Copy each line with the word "times" in it.

─── Material

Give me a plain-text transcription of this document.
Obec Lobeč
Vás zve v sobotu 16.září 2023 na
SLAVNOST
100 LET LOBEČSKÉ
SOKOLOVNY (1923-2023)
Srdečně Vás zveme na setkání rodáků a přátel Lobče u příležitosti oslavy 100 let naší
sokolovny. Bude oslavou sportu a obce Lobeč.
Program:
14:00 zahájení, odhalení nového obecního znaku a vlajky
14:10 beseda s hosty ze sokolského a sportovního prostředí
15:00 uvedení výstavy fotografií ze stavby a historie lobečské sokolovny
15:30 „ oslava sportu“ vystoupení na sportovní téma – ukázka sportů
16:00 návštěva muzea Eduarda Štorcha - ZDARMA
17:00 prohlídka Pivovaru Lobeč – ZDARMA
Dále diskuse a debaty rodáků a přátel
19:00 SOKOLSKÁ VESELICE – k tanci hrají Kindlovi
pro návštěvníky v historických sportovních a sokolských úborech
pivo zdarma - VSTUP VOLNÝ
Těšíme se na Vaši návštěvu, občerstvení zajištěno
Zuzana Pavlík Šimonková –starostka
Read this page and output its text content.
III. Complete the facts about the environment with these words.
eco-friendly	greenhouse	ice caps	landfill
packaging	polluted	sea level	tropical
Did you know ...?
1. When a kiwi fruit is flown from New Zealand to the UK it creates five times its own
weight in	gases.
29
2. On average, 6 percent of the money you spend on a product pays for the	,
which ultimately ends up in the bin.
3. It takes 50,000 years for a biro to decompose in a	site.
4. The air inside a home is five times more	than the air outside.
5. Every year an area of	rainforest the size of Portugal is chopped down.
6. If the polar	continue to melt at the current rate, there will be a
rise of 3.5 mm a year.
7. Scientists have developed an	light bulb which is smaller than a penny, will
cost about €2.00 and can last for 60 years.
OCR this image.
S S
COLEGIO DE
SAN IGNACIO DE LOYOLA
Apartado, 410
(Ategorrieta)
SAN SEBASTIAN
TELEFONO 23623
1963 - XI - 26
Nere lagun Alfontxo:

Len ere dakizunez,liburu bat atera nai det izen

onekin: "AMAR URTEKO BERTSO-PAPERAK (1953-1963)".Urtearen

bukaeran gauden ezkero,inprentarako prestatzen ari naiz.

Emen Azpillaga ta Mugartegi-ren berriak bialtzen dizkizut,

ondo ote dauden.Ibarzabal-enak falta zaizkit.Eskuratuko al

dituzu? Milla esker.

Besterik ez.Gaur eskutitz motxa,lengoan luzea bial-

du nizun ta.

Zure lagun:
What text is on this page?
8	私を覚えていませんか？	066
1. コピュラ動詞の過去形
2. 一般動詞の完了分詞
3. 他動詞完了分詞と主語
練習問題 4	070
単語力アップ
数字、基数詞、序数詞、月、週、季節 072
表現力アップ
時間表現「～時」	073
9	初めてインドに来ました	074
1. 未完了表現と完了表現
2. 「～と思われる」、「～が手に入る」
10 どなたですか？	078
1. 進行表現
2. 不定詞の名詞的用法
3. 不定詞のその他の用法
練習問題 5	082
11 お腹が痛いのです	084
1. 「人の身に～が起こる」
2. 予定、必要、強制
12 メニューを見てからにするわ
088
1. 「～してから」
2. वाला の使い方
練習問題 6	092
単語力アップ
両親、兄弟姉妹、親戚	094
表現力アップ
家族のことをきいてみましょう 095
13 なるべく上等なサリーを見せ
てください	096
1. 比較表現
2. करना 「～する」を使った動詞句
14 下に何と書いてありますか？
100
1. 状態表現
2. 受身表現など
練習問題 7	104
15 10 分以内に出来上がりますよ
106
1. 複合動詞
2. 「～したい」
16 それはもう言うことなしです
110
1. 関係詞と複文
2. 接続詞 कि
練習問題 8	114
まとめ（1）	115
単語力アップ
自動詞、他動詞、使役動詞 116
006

──────

> _Output below_
1. When a kiwi fruit is flown from New Zealand to the UK it creates five times its own
4. The air inside a home is five times more	than the air outside.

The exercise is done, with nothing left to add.